Records from a data collection:
* Begin *
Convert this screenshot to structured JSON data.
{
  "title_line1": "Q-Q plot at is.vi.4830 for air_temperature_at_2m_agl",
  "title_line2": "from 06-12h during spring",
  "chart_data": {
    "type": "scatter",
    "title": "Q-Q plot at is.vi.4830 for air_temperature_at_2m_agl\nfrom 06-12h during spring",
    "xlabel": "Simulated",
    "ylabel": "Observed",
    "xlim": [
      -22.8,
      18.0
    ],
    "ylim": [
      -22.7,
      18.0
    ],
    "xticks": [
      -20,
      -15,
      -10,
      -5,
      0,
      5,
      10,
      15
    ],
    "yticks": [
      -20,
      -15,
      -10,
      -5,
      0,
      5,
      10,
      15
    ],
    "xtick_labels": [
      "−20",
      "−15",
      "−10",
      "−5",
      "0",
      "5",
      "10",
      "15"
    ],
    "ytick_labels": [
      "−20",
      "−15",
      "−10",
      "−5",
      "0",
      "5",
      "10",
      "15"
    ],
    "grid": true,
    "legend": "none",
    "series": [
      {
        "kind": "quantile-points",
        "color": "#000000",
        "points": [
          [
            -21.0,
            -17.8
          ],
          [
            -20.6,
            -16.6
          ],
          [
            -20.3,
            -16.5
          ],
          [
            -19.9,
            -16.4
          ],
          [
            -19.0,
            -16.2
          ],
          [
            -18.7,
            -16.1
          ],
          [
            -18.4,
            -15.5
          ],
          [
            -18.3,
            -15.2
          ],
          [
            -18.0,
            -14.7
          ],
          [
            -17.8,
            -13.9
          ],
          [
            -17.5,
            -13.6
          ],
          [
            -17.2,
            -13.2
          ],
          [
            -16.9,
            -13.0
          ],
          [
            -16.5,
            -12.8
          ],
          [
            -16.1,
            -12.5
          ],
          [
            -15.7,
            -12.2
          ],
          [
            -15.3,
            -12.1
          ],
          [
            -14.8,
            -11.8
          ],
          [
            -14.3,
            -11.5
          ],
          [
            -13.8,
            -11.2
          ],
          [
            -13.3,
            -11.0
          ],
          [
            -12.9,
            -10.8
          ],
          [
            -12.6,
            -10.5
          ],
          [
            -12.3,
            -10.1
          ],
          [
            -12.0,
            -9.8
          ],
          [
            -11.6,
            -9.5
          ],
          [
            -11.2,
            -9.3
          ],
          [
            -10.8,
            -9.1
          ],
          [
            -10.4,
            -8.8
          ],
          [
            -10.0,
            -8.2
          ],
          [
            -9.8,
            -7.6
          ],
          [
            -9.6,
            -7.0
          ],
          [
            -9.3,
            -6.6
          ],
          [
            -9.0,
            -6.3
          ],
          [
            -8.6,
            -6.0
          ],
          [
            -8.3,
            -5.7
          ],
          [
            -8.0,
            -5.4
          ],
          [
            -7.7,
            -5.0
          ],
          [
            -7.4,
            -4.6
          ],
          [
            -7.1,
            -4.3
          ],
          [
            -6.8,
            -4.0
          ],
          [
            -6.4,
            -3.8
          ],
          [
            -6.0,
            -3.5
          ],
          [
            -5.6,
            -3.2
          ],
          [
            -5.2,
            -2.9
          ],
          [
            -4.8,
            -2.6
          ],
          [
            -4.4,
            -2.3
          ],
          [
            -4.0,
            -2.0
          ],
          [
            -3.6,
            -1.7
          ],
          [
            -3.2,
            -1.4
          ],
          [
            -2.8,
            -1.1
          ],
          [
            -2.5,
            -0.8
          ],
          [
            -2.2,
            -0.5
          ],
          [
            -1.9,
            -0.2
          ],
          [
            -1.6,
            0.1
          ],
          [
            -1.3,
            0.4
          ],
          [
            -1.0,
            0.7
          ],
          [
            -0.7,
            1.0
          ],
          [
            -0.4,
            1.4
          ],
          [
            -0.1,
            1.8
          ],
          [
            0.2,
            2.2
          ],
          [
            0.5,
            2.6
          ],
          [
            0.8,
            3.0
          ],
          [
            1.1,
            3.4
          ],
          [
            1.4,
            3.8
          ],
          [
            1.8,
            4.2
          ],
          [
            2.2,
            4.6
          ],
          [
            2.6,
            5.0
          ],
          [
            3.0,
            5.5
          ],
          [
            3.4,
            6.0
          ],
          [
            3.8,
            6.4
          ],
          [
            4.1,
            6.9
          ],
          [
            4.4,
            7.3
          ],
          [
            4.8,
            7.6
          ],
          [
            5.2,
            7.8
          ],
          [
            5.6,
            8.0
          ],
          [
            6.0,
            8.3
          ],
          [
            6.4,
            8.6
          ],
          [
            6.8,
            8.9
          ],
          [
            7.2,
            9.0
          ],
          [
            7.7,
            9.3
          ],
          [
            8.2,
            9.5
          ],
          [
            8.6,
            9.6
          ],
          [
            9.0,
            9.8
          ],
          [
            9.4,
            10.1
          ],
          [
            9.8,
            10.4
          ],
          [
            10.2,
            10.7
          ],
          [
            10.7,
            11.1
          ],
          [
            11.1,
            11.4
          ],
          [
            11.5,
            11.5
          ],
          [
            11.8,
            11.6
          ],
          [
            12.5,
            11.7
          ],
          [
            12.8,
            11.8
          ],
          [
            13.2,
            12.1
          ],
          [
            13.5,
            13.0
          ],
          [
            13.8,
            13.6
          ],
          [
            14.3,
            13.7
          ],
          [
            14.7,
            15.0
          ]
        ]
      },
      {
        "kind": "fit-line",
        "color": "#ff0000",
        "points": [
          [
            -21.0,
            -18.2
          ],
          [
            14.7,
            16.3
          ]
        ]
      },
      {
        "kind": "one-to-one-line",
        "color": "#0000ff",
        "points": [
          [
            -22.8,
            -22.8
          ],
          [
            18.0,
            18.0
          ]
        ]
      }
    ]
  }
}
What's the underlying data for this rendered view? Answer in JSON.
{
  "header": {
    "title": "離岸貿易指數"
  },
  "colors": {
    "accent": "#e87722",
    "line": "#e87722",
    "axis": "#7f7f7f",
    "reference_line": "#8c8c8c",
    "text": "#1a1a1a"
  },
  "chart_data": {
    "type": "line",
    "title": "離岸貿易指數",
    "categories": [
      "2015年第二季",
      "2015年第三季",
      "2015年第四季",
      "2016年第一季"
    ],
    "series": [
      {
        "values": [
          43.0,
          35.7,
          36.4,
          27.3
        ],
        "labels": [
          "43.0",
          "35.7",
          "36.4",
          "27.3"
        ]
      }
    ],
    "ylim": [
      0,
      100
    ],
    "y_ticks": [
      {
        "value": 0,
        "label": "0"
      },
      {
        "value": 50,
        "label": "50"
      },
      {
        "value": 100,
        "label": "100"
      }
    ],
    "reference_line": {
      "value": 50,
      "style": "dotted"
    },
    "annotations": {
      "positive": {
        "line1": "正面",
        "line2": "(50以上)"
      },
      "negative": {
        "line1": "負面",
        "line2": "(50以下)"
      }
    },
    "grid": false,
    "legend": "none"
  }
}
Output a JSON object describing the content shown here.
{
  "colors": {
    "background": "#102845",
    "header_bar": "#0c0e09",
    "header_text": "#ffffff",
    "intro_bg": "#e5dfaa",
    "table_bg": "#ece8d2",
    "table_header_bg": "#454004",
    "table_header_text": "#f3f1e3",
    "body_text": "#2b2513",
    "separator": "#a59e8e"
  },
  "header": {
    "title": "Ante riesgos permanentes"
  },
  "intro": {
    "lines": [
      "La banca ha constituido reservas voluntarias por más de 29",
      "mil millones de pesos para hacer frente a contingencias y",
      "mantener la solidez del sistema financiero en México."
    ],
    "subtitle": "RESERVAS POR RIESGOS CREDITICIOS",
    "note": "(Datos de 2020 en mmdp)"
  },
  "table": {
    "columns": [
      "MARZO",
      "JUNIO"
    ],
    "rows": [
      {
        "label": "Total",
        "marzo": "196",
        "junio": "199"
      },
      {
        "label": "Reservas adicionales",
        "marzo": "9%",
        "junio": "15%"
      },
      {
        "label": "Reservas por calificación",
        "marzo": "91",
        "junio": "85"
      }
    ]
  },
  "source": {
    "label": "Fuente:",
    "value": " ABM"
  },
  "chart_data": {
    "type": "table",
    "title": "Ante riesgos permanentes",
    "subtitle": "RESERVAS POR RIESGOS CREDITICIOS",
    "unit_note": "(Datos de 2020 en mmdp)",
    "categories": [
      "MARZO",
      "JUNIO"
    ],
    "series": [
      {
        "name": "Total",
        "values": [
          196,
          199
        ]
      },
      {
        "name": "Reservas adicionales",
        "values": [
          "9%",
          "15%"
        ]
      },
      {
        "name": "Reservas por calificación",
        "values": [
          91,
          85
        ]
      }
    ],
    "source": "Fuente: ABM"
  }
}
* End *
• Required task: Pick out every line above that holds the word "JSON" and copy it.

• Result of this task:
Convert this screenshot to structured JSON data.
What's the underlying data for this rendered view? Answer in JSON.
Output a JSON object describing the content shown here.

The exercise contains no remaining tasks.